**Exercise brief:** Copy every record below exactly.

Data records
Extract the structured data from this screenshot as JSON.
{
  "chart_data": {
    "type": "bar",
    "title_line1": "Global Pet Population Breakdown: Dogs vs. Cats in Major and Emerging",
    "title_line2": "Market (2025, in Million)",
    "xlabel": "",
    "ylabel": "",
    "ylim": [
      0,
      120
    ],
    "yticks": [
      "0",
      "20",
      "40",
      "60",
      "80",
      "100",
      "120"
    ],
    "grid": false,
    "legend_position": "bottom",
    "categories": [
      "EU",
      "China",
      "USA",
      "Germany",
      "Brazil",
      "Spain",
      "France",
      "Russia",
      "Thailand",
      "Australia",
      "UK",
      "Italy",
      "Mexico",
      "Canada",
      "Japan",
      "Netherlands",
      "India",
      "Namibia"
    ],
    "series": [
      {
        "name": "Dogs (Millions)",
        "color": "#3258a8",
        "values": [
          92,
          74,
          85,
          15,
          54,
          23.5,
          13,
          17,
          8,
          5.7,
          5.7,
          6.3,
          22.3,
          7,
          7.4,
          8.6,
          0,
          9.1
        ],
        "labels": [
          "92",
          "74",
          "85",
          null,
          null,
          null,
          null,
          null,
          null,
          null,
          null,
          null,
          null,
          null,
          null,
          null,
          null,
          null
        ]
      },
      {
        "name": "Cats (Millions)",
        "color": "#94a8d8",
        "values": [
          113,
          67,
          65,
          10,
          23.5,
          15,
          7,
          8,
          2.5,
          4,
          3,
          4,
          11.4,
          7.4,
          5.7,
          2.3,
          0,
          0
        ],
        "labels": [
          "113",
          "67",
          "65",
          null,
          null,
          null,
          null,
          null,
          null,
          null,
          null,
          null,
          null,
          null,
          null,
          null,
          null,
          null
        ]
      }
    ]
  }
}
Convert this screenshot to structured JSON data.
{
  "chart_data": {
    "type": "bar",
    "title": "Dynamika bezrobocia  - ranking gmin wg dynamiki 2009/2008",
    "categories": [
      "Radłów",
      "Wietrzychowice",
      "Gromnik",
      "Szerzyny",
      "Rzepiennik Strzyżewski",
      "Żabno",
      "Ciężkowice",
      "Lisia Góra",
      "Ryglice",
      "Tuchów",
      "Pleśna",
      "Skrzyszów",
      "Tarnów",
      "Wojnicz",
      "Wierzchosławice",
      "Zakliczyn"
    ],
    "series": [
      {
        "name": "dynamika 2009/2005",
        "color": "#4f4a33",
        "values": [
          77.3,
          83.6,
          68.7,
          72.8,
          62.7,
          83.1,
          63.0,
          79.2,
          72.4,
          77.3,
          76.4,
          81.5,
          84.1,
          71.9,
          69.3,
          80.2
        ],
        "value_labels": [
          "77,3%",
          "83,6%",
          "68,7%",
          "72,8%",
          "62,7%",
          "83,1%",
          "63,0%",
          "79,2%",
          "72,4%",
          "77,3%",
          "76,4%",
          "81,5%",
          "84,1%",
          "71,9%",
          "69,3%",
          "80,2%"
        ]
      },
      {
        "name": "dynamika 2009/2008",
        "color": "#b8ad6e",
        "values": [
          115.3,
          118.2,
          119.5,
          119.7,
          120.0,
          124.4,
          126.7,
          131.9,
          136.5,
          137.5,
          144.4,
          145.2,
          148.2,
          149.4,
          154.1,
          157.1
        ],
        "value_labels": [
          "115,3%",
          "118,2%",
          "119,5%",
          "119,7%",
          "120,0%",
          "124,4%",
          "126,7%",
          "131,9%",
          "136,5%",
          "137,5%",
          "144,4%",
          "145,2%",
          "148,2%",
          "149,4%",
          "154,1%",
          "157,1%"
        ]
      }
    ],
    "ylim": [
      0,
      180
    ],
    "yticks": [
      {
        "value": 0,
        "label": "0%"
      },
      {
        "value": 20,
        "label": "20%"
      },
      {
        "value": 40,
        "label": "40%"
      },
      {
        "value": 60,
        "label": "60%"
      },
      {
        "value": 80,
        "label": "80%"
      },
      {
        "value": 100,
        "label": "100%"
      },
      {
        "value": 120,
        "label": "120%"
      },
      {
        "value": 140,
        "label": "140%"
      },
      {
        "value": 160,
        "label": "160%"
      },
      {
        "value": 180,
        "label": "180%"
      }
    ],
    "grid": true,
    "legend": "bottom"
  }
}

**Finished answer:**
Extract the structured data from this screenshot as JSON.
{
  "chart_data": {
    "type": "bar",
    "title_line1": "Global Pet Population Breakdown: Dogs vs. Cats in Major and Emerging",
    "title_line2": "Market (2025, in Million)",
    "xlabel": "",
    "ylabel": "",
    "ylim": [
      0,
      120
    ],
    "yticks": [
      "0",
      "20",
      "40",
      "60",
      "80",
      "100",
      "120"
    ],
    "grid": false,
    "legend_position": "bottom",
    "categories": [
      "EU",
      "China",
      "USA",
      "Germany",
      "Brazil",
      "Spain",
      "France",
      "Russia",
      "Thailand",
      "Australia",
      "UK",
      "Italy",
      "Mexico",
      "Canada",
      "Japan",
      "Netherlands",
      "India",
      "Namibia"
    ],
    "series": [
      {
        "name": "Dogs (Millions)",
        "color": "#3258a8",
        "values": [
          92,
          74,
          85,
          15,
          54,
          23.5,
          13,
          17,
          8,
          5.7,
          5.7,
          6.3,
          22.3,
          7,
          7.4,
          8.6,
          0,
          9.1
        ],
        "labels": [
          "92",
          "74",
          "85",
          null,
          null,
          null,
          null,
          null,
          null,
          null,
          null,
          null,
          null,
          null,
          null,
          null,
          null,
          null
        ]
      },
      {
        "name": "Cats (Millions)",
        "color": "#94a8d8",
        "values": [
          113,
          67,
          65,
          10,
          23.5,
          15,
          7,
          8,
          2.5,
          4,
          3,
          4,
          11.4,
          7.4,
          5.7,
          2.3,
          0,
          0
        ],
        "labels": [
          "113",
          "67",
          "65",
          null,
          null,
          null,
          null,
          null,
          null,
          null,
          null,
          null,
          null,
          null,
          null,
          null,
          null,
          null
        ]
      }
    ]
  }
}
Convert this screenshot to structured JSON data.
{
  "chart_data": {
    "type": "bar",
    "title": "Dynamika bezrobocia  - ranking gmin wg dynamiki 2009/2008",
    "categories": [
      "Radłów",
      "Wietrzychowice",
      "Gromnik",
      "Szerzyny",
      "Rzepiennik Strzyżewski",
      "Żabno",
      "Ciężkowice",
      "Lisia Góra",
      "Ryglice",
      "Tuchów",
      "Pleśna",
      "Skrzyszów",
      "Tarnów",
      "Wojnicz",
      "Wierzchosławice",
      "Zakliczyn"
    ],
    "series": [
      {
        "name": "dynamika 2009/2005",
        "color": "#4f4a33",
        "values": [
          77.3,
          83.6,
          68.7,
          72.8,
          62.7,
          83.1,
          63.0,
          79.2,
          72.4,
          77.3,
          76.4,
          81.5,
          84.1,
          71.9,
          69.3,
          80.2
        ],
        "value_labels": [
          "77,3%",
          "83,6%",
          "68,7%",
          "72,8%",
          "62,7%",
          "83,1%",
          "63,0%",
          "79,2%",
          "72,4%",
          "77,3%",
          "76,4%",
          "81,5%",
          "84,1%",
          "71,9%",
          "69,3%",
          "80,2%"
        ]
      },
      {
        "name": "dynamika 2009/2008",
        "color": "#b8ad6e",
        "values": [
          115.3,
          118.2,
          119.5,
          119.7,
          120.0,
          124.4,
          126.7,
          131.9,
          136.5,
          137.5,
          144.4,
          145.2,
          148.2,
          149.4,
          154.1,
          157.1
        ],
        "value_labels": [
          "115,3%",
          "118,2%",
          "119,5%",
          "119,7%",
          "120,0%",
          "124,4%",
          "126,7%",
          "131,9%",
          "136,5%",
          "137,5%",
          "144,4%",
          "145,2%",
          "148,2%",
          "149,4%",
          "154,1%",
          "157,1%"
        ]
      }
    ],
    "ylim": [
      0,
      180
    ],
    "yticks": [
      {
        "value": 0,
        "label": "0%"
      },
      {
        "value": 20,
        "label": "20%"
      },
      {
        "value": 40,
        "label": "40%"
      },
      {
        "value": 60,
        "label": "60%"
      },
      {
        "value": 80,
        "label": "80%"
      },
      {
        "value": 100,
        "label": "100%"
      },
      {
        "value": 120,
        "label": "120%"
      },
      {
        "value": 140,
        "label": "140%"
      },
      {
        "value": 160,
        "label": "160%"
      },
      {
        "value": 180,
        "label": "180%"
      }
    ],
    "grid": true,
    "legend": "bottom"
  }
}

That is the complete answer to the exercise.